Skip all pictures, then print the remaining material exactly.

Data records
+++
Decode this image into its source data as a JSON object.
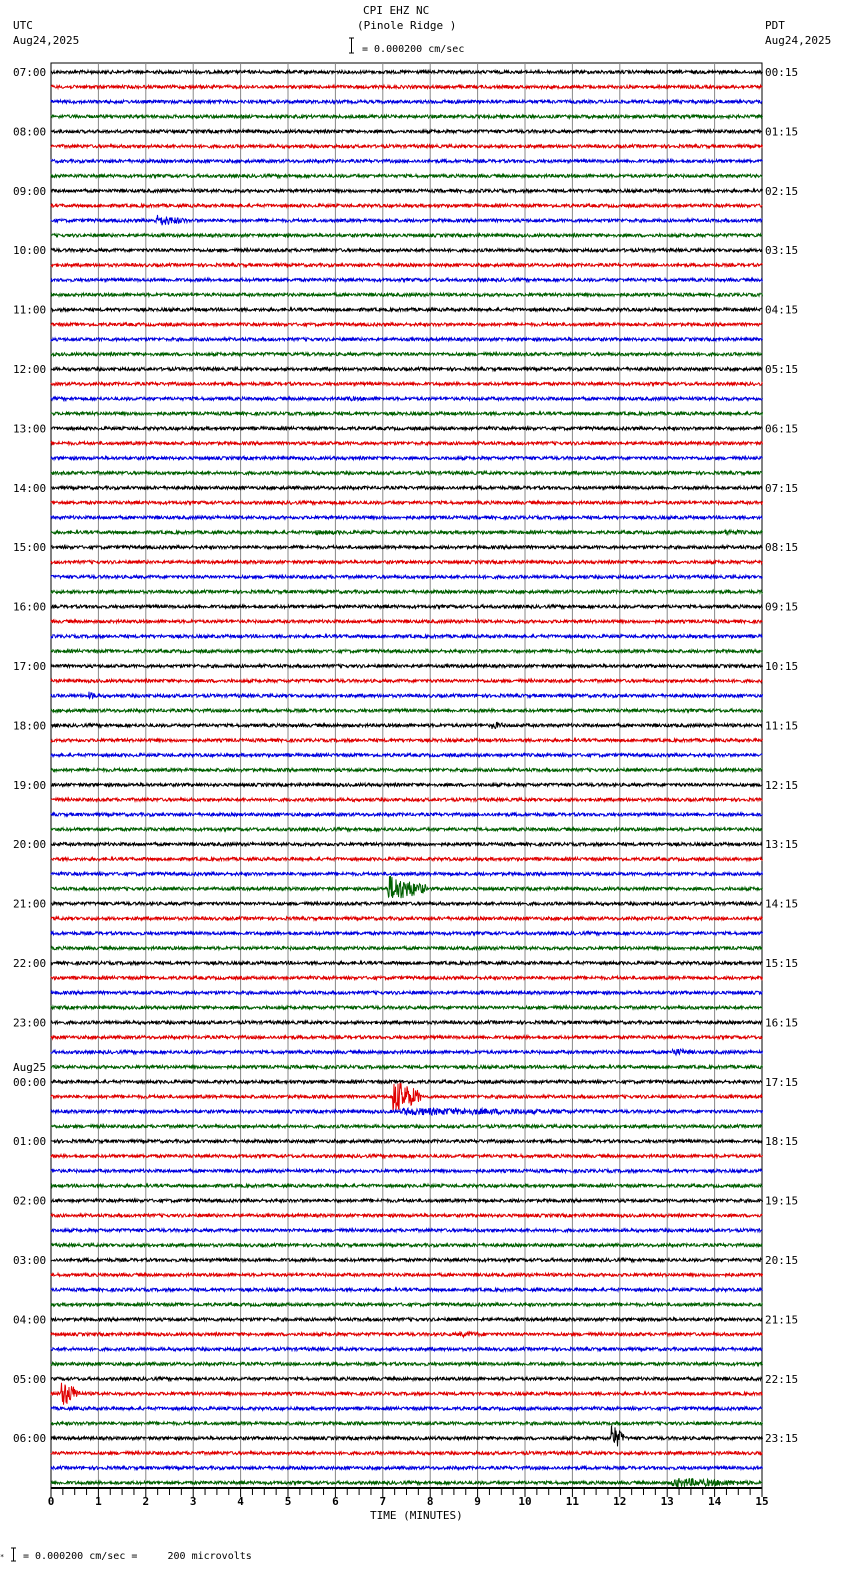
{
  "header": {
    "title": "CPI EHZ NC",
    "subtitle": "(Pinole Ridge )",
    "left_zone": "UTC",
    "left_date": "Aug24,2025",
    "right_zone": "PDT",
    "right_date": "Aug24,2025",
    "scale_text": "= 0.000200 cm/sec"
  },
  "footer": {
    "scale_text": "= 0.000200 cm/sec =     200 microvolts"
  },
  "chart_data": {
    "type": "line",
    "title": "CPI EHZ NC (Pinole Ridge )",
    "xlabel": "TIME (MINUTES)",
    "xlim": [
      0,
      15
    ],
    "x_ticks": [
      "0",
      "1",
      "2",
      "3",
      "4",
      "5",
      "6",
      "7",
      "8",
      "9",
      "10",
      "11",
      "12",
      "13",
      "14",
      "15"
    ],
    "traces_per_hour": 4,
    "trace_colors": [
      "#000000",
      "#e00000",
      "#0000e0",
      "#006000"
    ],
    "date_change_label": "Aug25",
    "utc_labels": [
      "07:00",
      "08:00",
      "09:00",
      "10:00",
      "11:00",
      "12:00",
      "13:00",
      "14:00",
      "15:00",
      "16:00",
      "17:00",
      "18:00",
      "19:00",
      "20:00",
      "21:00",
      "22:00",
      "23:00",
      "00:00",
      "01:00",
      "02:00",
      "03:00",
      "04:00",
      "05:00",
      "06:00"
    ],
    "pdt_labels": [
      "00:15",
      "01:15",
      "02:15",
      "03:15",
      "04:15",
      "05:15",
      "06:15",
      "07:15",
      "08:15",
      "09:15",
      "10:15",
      "11:15",
      "12:15",
      "13:15",
      "14:15",
      "15:15",
      "16:15",
      "17:15",
      "18:15",
      "19:15",
      "20:15",
      "21:15",
      "22:15",
      "23:15"
    ],
    "events": [
      {
        "trace": 2,
        "start": 8.0,
        "end": 11.5,
        "amp": 2.0
      },
      {
        "trace": 10,
        "start": 2.2,
        "end": 2.9,
        "amp": 6
      },
      {
        "trace": 22,
        "start": 6.2,
        "end": 8.2,
        "amp": 2.2
      },
      {
        "trace": 31,
        "start": 5.5,
        "end": 7.2,
        "amp": 2.5
      },
      {
        "trace": 31,
        "start": 14.2,
        "end": 15,
        "amp": 3
      },
      {
        "trace": 42,
        "start": 0.8,
        "end": 1.1,
        "amp": 4
      },
      {
        "trace": 44,
        "start": 9.3,
        "end": 9.7,
        "amp": 4
      },
      {
        "trace": 55,
        "start": 7.1,
        "end": 7.9,
        "amp": 14
      },
      {
        "trace": 66,
        "start": 13.1,
        "end": 13.7,
        "amp": 4
      },
      {
        "trace": 69,
        "start": 7.2,
        "end": 7.8,
        "amp": 18
      },
      {
        "trace": 70,
        "start": 7.4,
        "end": 12.5,
        "amp": 4
      },
      {
        "trace": 85,
        "start": 8.6,
        "end": 9.6,
        "amp": 3
      },
      {
        "trace": 89,
        "start": 0.2,
        "end": 0.6,
        "amp": 14
      },
      {
        "trace": 92,
        "start": 11.8,
        "end": 12.1,
        "amp": 14
      },
      {
        "trace": 95,
        "start": 13.1,
        "end": 15,
        "amp": 5
      }
    ]
  }
}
+++
■ **Answer to this exercise**:
Decode this image into its source data as a JSON object.
{
  "header": {
    "title": "CPI EHZ NC",
    "subtitle": "(Pinole Ridge )",
    "left_zone": "UTC",
    "left_date": "Aug24,2025",
    "right_zone": "PDT",
    "right_date": "Aug24,2025",
    "scale_text": "= 0.000200 cm/sec"
  },
  "footer": {
    "scale_text": "= 0.000200 cm/sec =     200 microvolts"
  },
  "chart_data": {
    "type": "line",
    "title": "CPI EHZ NC (Pinole Ridge )",
    "xlabel": "TIME (MINUTES)",
    "xlim": [
      0,
      15
    ],
    "x_ticks": [
      "0",
      "1",
      "2",
      "3",
      "4",
      "5",
      "6",
      "7",
      "8",
      "9",
      "10",
      "11",
      "12",
      "13",
      "14",
      "15"
    ],
    "traces_per_hour": 4,
    "trace_colors": [
      "#000000",
      "#e00000",
      "#0000e0",
      "#006000"
    ],
    "date_change_label": "Aug25",
    "utc_labels": [
      "07:00",
      "08:00",
      "09:00",
      "10:00",
      "11:00",
      "12:00",
      "13:00",
      "14:00",
      "15:00",
      "16:00",
      "17:00",
      "18:00",
      "19:00",
      "20:00",
      "21:00",
      "22:00",
      "23:00",
      "00:00",
      "01:00",
      "02:00",
      "03:00",
      "04:00",
      "05:00",
      "06:00"
    ],
    "pdt_labels": [
      "00:15",
      "01:15",
      "02:15",
      "03:15",
      "04:15",
      "05:15",
      "06:15",
      "07:15",
      "08:15",
      "09:15",
      "10:15",
      "11:15",
      "12:15",
      "13:15",
      "14:15",
      "15:15",
      "16:15",
      "17:15",
      "18:15",
      "19:15",
      "20:15",
      "21:15",
      "22:15",
      "23:15"
    ],
    "events": [
      {
        "trace": 2,
        "start": 8.0,
        "end": 11.5,
        "amp": 2.0
      },
      {
        "trace": 10,
        "start": 2.2,
        "end": 2.9,
        "amp": 6
      },
      {
        "trace": 22,
        "start": 6.2,
        "end": 8.2,
        "amp": 2.2
      },
      {
        "trace": 31,
        "start": 5.5,
        "end": 7.2,
        "amp": 2.5
      },
      {
        "trace": 31,
        "start": 14.2,
        "end": 15,
        "amp": 3
      },
      {
        "trace": 42,
        "start": 0.8,
        "end": 1.1,
        "amp": 4
      },
      {
        "trace": 44,
        "start": 9.3,
        "end": 9.7,
        "amp": 4
      },
      {
        "trace": 55,
        "start": 7.1,
        "end": 7.9,
        "amp": 14
      },
      {
        "trace": 66,
        "start": 13.1,
        "end": 13.7,
        "amp": 4
      },
      {
        "trace": 69,
        "start": 7.2,
        "end": 7.8,
        "amp": 18
      },
      {
        "trace": 70,
        "start": 7.4,
        "end": 12.5,
        "amp": 4
      },
      {
        "trace": 85,
        "start": 8.6,
        "end": 9.6,
        "amp": 3
      },
      {
        "trace": 89,
        "start": 0.2,
        "end": 0.6,
        "amp": 14
      },
      {
        "trace": 92,
        "start": 11.8,
        "end": 12.1,
        "amp": 14
      },
      {
        "trace": 95,
        "start": 13.1,
        "end": 15,
        "amp": 5
      }
    ]
  }
}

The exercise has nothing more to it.